**PROBLEM TO SOLVE**
Find the number of lines in these records where the word "best" appears. Reply with that number and nothing more.

———

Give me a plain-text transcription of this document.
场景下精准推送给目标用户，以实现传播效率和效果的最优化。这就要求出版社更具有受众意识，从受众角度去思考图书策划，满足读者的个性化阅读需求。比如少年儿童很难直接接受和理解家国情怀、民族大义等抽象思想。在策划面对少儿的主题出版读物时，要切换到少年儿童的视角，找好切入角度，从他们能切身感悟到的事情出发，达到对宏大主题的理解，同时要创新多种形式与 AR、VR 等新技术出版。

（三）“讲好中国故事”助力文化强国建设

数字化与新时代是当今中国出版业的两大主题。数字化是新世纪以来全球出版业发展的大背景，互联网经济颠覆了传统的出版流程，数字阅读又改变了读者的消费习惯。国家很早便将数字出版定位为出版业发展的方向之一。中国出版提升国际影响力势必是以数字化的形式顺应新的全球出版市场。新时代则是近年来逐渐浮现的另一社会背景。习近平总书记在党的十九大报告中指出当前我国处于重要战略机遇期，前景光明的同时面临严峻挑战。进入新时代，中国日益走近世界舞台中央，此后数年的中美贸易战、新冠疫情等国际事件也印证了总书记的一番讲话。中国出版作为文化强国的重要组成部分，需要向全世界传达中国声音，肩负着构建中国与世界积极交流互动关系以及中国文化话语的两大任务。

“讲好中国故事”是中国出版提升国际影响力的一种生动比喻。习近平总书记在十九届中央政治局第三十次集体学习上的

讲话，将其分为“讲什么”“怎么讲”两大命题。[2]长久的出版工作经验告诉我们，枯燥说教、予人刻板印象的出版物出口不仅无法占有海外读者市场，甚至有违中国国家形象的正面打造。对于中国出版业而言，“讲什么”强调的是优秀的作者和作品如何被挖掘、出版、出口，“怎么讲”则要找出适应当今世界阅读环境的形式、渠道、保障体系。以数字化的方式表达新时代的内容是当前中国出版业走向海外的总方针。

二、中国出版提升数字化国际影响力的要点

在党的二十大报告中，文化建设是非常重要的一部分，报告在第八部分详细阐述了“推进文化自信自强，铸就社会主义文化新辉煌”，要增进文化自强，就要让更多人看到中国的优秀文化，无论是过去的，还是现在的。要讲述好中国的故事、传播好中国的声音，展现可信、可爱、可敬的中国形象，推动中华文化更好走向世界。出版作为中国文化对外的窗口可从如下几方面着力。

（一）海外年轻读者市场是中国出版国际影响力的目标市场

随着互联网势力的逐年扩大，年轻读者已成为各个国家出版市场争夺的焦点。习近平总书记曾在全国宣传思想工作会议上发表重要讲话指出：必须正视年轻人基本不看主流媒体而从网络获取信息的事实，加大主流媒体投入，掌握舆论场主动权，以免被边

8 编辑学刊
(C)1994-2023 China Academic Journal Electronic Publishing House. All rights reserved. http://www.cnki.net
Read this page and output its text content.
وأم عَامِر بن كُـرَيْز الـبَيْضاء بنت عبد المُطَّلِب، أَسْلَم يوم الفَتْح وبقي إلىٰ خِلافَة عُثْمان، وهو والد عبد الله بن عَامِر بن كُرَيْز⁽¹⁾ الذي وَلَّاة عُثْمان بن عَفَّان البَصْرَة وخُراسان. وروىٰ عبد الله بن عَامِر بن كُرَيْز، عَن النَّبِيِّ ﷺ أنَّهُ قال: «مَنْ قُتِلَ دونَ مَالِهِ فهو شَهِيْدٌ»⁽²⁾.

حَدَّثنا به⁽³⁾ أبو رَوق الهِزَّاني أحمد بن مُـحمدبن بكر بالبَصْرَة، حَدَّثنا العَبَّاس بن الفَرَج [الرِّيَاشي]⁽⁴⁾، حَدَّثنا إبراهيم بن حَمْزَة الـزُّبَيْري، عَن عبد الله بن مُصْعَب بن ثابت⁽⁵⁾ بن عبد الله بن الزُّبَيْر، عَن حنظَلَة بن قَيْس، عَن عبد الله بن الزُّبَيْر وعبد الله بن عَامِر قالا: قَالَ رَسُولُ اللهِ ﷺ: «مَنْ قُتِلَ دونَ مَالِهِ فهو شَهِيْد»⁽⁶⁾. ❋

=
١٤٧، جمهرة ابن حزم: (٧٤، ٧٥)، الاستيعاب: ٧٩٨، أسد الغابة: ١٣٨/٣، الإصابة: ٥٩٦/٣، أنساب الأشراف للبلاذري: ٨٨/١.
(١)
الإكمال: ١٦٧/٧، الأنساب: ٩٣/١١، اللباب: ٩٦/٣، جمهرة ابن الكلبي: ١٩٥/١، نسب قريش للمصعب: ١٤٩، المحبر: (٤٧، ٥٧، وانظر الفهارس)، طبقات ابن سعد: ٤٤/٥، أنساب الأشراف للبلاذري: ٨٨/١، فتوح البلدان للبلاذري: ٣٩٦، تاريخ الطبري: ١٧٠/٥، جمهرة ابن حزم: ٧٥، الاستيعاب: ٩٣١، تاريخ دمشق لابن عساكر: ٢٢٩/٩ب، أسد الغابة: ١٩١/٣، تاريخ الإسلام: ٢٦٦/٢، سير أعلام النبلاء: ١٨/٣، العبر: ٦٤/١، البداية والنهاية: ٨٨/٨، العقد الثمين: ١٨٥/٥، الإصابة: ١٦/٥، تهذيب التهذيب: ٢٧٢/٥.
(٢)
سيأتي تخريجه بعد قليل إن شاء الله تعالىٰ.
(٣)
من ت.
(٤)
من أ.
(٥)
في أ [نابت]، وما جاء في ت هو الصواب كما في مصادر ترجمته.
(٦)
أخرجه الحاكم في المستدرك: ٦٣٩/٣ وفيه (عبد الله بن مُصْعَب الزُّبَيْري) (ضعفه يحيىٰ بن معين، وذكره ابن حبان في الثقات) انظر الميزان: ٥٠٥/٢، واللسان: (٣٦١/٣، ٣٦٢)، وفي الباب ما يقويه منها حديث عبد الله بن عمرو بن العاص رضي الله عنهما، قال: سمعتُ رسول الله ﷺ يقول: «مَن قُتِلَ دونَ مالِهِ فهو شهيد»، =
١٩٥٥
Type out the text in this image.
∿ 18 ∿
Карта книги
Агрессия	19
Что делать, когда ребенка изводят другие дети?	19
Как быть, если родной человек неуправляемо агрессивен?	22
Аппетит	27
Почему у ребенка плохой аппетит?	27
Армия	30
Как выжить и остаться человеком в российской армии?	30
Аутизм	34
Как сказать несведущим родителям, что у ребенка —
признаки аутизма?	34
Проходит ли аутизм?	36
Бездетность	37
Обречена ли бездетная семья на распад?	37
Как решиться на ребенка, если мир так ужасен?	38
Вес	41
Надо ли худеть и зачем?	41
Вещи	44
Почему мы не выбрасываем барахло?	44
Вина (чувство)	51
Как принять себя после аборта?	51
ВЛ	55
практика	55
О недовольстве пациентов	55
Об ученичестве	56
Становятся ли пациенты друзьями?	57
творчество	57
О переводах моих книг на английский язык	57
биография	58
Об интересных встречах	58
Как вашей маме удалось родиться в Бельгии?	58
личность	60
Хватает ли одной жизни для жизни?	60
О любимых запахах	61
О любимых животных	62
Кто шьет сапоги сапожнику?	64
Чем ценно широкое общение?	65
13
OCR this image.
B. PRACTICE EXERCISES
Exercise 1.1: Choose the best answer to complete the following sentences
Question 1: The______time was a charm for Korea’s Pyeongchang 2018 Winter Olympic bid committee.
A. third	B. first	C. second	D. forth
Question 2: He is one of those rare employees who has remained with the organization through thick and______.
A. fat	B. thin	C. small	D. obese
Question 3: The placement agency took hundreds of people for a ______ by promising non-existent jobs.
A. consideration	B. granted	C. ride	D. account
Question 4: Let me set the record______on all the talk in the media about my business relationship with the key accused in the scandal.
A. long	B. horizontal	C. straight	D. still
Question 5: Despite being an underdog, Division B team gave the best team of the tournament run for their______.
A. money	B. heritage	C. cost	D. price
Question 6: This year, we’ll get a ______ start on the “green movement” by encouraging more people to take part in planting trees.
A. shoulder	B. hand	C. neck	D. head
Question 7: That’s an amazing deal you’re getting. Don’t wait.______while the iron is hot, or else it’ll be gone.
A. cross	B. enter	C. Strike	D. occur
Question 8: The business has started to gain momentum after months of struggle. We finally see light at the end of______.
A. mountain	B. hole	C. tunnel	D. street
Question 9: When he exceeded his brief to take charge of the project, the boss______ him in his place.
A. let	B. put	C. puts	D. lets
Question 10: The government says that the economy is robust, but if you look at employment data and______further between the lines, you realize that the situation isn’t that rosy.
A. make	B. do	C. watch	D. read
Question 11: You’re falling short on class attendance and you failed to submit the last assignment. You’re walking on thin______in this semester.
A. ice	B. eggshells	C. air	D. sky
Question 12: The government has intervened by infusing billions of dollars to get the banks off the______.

———

**EXERCISE OUTPUT**
2